* _TASK BRIEF_: Pull out from the material below all lines with "Species".

* _RECORDS FOR PROCESSING_:

(begin)

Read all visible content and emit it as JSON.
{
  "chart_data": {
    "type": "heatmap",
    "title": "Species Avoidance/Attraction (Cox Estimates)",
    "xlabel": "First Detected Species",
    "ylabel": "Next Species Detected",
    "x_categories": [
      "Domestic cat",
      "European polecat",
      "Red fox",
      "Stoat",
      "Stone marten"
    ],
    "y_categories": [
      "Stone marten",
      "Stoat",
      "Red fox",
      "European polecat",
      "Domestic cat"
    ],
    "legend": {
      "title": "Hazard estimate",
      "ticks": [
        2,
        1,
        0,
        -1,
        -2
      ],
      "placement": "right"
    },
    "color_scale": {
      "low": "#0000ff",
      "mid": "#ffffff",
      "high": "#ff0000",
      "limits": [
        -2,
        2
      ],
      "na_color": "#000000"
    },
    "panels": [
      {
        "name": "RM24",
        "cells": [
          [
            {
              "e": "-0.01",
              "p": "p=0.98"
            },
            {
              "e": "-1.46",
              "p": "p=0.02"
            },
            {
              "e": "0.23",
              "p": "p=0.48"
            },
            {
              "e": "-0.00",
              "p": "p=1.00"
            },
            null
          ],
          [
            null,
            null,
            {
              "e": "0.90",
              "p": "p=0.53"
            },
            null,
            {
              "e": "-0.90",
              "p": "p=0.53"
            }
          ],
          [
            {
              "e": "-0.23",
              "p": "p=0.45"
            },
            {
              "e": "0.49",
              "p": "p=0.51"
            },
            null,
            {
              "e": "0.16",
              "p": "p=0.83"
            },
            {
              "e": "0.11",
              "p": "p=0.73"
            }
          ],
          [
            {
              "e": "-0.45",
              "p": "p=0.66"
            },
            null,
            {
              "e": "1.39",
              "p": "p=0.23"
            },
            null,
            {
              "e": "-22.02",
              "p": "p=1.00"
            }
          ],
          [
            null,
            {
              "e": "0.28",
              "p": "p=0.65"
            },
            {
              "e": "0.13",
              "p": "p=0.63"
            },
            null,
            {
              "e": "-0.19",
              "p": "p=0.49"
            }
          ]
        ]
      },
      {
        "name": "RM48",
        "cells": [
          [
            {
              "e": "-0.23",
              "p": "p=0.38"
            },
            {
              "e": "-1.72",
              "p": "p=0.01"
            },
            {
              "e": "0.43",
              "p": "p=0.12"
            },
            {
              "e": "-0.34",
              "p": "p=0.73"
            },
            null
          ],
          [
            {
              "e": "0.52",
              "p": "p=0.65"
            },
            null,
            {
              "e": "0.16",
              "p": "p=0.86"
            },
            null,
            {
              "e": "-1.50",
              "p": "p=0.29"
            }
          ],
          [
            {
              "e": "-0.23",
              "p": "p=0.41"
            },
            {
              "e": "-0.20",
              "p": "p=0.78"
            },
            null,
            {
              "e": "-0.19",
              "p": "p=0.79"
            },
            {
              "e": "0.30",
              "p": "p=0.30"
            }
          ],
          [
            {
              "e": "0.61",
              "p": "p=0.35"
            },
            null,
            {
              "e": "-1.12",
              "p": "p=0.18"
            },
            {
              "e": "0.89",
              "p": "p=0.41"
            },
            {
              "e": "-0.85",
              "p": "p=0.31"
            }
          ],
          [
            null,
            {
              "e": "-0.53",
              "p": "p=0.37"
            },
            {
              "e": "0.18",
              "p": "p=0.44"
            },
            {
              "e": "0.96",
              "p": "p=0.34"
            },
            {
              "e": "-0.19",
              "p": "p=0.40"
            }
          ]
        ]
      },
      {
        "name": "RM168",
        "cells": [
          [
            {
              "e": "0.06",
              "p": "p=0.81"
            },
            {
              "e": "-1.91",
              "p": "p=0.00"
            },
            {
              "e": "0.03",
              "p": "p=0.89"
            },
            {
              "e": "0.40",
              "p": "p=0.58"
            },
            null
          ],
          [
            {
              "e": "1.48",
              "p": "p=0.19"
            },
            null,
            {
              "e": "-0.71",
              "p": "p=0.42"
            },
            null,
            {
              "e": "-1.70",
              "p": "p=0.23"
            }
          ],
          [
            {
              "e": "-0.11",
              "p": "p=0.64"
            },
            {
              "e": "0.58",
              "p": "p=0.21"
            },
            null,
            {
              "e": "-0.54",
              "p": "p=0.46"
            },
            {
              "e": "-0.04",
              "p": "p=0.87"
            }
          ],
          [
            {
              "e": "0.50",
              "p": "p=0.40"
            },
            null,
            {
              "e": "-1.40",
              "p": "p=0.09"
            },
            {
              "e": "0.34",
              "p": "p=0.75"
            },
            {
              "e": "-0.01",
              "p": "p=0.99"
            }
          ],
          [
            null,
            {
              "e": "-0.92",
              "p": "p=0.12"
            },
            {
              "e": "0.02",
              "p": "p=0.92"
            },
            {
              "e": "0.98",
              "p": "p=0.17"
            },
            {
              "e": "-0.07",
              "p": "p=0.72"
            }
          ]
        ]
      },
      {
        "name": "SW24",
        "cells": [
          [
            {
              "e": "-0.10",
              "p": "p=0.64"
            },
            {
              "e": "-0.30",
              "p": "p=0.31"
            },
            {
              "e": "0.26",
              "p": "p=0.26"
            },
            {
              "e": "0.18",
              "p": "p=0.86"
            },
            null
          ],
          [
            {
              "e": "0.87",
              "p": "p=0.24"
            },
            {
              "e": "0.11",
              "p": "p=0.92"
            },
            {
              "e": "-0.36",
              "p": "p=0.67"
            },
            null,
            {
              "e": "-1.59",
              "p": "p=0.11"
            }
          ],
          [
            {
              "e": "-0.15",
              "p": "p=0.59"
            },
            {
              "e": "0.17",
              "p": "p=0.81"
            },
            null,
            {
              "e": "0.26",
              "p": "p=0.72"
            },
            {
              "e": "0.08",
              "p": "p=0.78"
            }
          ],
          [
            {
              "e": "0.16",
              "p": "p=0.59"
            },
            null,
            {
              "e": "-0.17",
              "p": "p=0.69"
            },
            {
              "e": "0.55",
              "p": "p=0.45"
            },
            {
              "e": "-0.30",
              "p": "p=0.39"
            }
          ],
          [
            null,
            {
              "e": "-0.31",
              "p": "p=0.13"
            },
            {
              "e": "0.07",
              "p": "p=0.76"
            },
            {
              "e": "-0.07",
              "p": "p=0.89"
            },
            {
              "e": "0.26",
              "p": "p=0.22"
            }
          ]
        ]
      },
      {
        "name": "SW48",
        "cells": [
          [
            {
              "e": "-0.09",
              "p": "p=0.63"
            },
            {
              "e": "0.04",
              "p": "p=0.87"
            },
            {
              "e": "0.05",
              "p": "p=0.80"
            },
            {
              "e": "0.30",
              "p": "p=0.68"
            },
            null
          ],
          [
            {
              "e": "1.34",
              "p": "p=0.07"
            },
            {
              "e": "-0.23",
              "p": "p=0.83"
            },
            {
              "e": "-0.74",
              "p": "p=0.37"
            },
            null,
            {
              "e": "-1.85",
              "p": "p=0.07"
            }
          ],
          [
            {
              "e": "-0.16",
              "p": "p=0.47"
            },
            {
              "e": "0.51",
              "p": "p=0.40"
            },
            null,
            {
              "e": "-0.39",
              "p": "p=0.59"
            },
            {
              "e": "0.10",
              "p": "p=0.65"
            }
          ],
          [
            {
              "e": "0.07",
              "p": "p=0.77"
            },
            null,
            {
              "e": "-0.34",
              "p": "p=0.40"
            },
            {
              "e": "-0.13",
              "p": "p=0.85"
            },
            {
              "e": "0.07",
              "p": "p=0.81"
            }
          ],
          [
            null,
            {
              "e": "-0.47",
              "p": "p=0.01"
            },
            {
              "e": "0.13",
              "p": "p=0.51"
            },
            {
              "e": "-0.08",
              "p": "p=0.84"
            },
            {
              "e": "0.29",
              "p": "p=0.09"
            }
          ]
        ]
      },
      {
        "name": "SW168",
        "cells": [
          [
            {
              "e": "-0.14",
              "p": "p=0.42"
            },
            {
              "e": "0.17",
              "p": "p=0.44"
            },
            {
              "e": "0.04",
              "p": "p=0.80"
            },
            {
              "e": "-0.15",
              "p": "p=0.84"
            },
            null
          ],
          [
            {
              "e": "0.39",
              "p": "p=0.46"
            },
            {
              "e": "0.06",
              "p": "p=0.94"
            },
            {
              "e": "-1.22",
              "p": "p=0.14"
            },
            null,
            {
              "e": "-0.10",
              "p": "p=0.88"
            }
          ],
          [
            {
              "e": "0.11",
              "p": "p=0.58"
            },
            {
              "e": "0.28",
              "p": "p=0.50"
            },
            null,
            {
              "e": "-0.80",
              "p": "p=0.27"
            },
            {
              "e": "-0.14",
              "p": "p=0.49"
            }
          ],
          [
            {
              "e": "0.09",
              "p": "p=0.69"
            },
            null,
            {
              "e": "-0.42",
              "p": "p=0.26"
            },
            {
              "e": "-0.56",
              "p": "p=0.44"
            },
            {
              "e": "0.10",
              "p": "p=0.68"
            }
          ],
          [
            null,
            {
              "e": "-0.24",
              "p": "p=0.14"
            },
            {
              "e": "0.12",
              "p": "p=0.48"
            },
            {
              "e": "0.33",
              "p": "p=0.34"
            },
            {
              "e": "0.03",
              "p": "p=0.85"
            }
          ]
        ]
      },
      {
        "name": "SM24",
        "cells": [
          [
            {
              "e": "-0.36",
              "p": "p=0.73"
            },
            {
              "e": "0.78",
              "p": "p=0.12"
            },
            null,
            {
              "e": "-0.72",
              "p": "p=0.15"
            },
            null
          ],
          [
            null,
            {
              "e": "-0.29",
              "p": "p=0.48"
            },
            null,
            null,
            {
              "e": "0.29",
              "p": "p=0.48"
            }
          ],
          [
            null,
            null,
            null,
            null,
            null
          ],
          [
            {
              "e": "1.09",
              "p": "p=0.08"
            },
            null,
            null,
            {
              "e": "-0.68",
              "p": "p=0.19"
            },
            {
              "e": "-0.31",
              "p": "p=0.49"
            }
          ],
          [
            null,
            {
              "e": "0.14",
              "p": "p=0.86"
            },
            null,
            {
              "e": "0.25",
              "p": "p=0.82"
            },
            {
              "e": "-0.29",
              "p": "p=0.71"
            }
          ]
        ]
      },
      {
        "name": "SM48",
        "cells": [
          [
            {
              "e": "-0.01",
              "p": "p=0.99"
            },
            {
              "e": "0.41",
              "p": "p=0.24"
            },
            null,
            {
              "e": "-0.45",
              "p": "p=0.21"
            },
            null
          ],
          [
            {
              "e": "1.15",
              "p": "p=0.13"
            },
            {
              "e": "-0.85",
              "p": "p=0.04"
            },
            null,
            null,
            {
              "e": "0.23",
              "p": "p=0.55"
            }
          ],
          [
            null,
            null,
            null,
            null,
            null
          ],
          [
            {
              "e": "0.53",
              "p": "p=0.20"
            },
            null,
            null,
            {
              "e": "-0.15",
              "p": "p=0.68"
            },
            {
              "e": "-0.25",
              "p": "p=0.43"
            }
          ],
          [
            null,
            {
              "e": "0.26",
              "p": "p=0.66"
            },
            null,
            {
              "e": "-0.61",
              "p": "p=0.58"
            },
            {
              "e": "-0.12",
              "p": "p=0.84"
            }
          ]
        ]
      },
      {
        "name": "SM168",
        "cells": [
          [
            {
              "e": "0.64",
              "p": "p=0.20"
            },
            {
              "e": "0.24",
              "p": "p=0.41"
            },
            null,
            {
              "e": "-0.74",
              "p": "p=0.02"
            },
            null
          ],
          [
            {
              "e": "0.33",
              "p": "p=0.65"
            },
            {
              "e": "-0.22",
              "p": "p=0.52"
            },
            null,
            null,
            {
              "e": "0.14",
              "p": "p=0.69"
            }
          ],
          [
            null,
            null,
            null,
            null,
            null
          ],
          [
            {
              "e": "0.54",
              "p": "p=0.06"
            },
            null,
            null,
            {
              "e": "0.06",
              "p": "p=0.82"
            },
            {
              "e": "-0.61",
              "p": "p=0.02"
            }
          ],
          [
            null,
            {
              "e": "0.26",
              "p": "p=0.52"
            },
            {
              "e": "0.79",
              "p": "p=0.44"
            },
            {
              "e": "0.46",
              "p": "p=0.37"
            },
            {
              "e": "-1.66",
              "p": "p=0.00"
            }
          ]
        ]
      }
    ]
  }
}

(end)

* _OUTPUT OF THE EXERCISE_:
    "title": "Species Avoidance/Attraction (Cox Estimates)",
    "xlabel": "First Detected Species",
    "ylabel": "Next Species Detected",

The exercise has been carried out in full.